• [Data for this exercise]
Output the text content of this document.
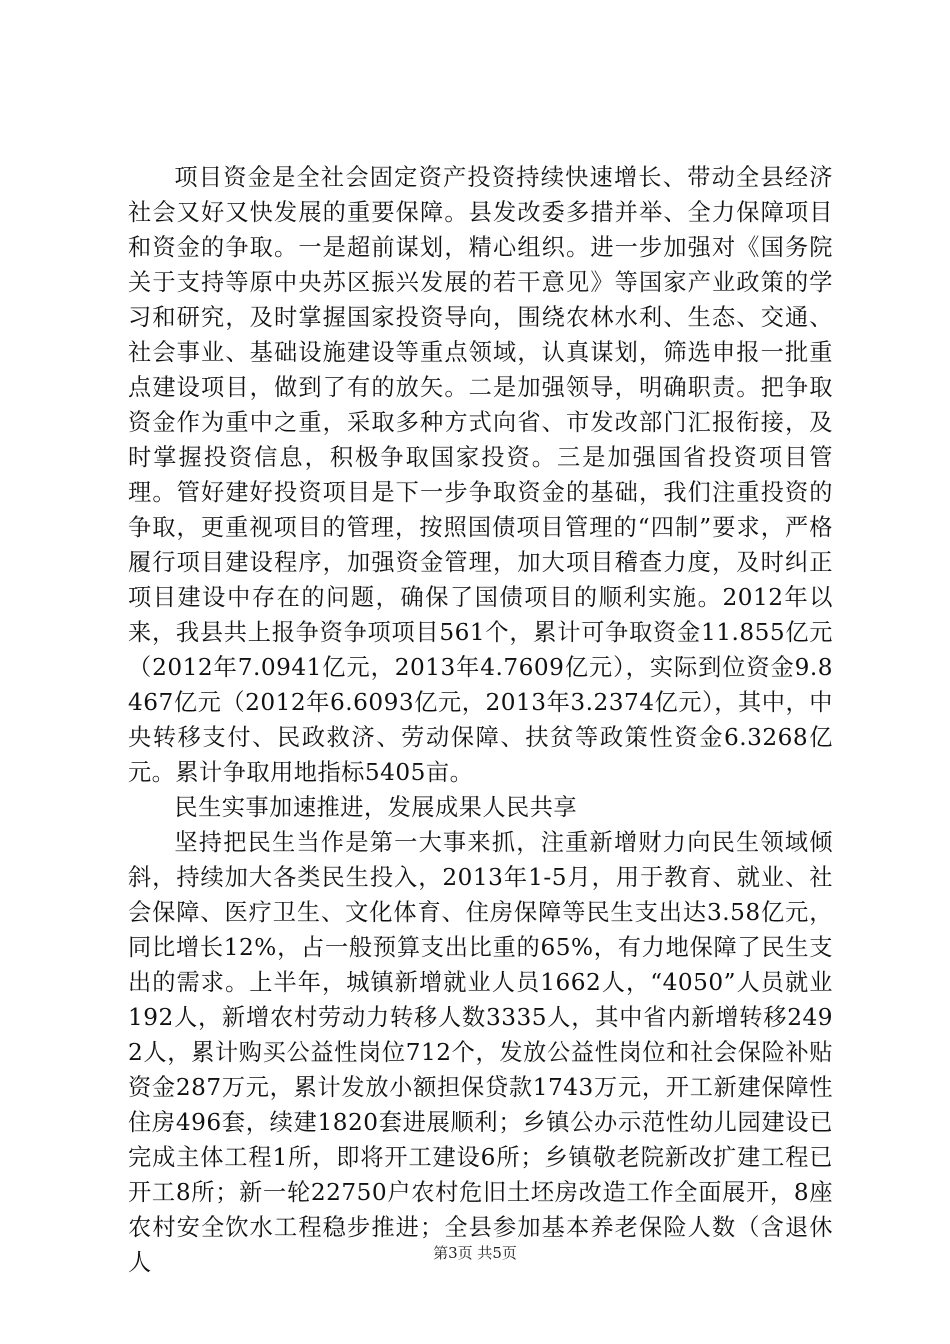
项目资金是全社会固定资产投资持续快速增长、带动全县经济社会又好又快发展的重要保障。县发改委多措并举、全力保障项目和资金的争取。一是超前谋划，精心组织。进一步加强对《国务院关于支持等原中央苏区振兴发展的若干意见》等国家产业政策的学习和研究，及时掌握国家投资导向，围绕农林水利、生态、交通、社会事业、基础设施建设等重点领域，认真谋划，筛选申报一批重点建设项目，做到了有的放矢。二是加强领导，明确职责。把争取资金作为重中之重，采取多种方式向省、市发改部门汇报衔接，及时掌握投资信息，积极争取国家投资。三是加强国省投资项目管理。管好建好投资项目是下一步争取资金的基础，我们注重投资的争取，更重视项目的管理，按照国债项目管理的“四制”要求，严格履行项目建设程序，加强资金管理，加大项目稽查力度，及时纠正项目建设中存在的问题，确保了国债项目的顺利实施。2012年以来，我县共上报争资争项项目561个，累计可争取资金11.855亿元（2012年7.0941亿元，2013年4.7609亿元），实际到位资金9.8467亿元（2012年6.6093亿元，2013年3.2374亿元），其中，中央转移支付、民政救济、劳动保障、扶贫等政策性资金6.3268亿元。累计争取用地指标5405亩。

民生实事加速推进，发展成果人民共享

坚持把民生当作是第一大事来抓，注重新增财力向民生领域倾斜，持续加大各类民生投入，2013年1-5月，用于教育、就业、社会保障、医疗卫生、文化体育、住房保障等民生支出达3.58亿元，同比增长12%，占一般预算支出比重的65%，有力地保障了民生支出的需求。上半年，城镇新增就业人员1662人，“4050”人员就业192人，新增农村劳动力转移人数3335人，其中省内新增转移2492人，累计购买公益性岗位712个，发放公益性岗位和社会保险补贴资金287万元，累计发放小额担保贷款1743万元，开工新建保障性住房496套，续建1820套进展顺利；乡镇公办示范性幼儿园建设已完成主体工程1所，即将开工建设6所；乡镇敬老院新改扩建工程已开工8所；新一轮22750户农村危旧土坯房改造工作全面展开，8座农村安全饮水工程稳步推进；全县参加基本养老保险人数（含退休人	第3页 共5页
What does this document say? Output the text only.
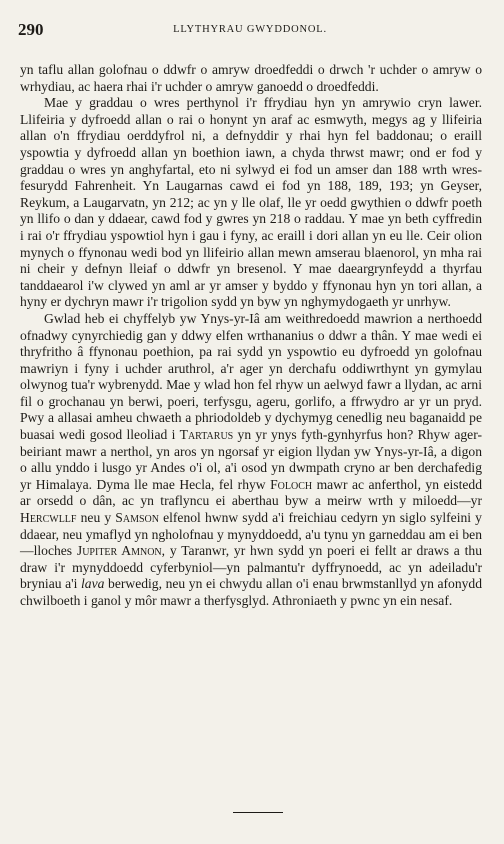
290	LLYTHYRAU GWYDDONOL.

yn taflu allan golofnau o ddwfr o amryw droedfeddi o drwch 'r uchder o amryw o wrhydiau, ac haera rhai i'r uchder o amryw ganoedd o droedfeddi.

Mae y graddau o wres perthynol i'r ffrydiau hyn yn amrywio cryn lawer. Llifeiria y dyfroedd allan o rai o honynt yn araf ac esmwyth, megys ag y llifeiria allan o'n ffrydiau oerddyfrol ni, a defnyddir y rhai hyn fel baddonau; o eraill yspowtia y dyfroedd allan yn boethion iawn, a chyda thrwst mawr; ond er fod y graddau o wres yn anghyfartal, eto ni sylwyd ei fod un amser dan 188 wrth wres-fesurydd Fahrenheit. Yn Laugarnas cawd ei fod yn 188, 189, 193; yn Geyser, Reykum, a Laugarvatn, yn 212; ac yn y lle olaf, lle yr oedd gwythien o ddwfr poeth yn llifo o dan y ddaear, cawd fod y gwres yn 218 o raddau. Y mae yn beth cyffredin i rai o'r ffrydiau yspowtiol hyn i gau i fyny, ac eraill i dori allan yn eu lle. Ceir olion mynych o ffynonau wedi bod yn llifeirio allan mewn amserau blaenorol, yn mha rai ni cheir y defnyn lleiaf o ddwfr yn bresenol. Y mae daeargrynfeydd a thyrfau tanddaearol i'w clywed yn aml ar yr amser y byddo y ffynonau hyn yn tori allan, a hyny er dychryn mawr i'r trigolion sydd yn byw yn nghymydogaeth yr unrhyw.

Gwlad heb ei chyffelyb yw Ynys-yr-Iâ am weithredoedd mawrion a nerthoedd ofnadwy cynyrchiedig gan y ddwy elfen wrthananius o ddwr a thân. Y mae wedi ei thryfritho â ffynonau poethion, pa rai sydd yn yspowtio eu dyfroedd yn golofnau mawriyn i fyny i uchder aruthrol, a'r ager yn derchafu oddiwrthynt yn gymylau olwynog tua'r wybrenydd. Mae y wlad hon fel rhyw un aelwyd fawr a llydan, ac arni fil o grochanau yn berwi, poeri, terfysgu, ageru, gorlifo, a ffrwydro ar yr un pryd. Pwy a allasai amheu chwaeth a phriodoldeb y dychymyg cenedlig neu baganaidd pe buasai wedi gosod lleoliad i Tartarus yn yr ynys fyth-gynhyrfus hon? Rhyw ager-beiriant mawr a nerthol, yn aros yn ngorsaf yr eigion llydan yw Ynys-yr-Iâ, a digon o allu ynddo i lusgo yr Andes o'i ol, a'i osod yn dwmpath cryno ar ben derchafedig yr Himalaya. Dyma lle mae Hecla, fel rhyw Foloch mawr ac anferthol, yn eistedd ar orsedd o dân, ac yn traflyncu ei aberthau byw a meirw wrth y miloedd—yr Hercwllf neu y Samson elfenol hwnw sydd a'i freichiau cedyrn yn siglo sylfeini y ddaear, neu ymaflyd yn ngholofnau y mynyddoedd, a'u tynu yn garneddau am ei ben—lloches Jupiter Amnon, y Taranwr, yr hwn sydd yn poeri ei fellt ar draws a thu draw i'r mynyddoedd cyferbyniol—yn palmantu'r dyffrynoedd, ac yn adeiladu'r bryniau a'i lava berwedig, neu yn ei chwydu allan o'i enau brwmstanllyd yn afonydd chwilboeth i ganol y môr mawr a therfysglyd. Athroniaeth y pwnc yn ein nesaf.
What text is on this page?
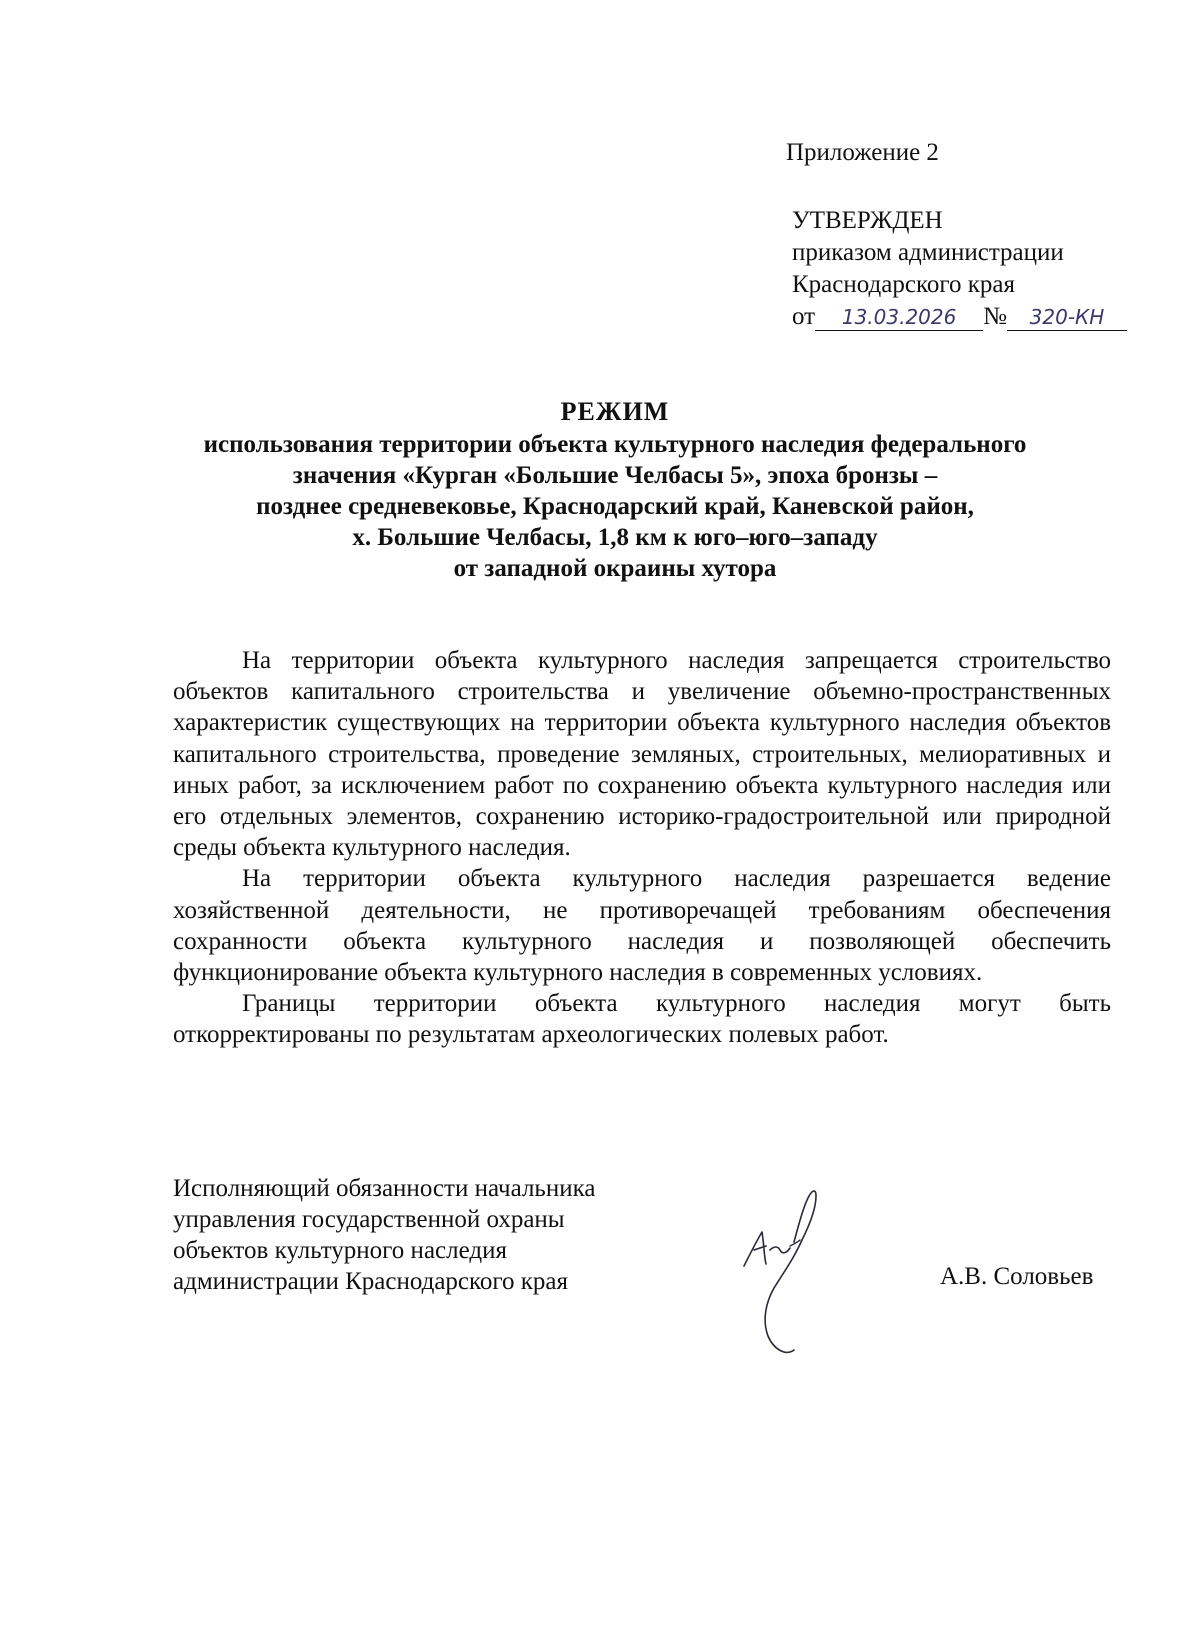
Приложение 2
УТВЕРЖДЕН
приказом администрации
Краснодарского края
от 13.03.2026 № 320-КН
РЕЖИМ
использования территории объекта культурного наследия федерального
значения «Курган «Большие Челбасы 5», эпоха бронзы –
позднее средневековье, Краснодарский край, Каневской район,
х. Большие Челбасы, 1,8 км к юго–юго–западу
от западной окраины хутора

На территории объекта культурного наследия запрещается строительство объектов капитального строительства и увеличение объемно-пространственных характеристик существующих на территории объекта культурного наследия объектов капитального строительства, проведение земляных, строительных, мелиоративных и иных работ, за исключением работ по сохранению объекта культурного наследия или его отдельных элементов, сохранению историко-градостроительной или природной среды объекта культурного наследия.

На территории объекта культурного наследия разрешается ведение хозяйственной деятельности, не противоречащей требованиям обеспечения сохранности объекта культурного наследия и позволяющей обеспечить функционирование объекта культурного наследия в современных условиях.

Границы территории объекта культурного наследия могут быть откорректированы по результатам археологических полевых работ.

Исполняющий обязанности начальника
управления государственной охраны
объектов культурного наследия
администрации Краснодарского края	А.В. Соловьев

• [Exercise] Your output should consist solely of the lines from the line containing "What text is on this page?" through the end of the data above, copied exactly, with images removed.

• [Solution below]
What text is on this page?
Приложение 2
УТВЕРЖДЕН
приказом администрации
Краснодарского края
от 13.03.2026 № 320-КН
РЕЖИМ
использования территории объекта культурного наследия федерального
значения «Курган «Большие Челбасы 5», эпоха бронзы –
позднее средневековье, Краснодарский край, Каневской район,
х. Большие Челбасы, 1,8 км к юго–юго–западу
от западной окраины хутора

На территории объекта культурного наследия запрещается строительство объектов капитального строительства и увеличение объемно-пространственных характеристик существующих на территории объекта культурного наследия объектов капитального строительства, проведение земляных, строительных, мелиоративных и иных работ, за исключением работ по сохранению объекта культурного наследия или его отдельных элементов, сохранению историко-градостроительной или природной среды объекта культурного наследия.

На территории объекта культурного наследия разрешается ведение хозяйственной деятельности, не противоречащей требованиям обеспечения сохранности объекта культурного наследия и позволяющей обеспечить функционирование объекта культурного наследия в современных условиях.

Границы территории объекта культурного наследия могут быть откорректированы по результатам археологических полевых работ.

Исполняющий обязанности начальника
управления государственной охраны
объектов культурного наследия
администрации Краснодарского края	А.В. Соловьев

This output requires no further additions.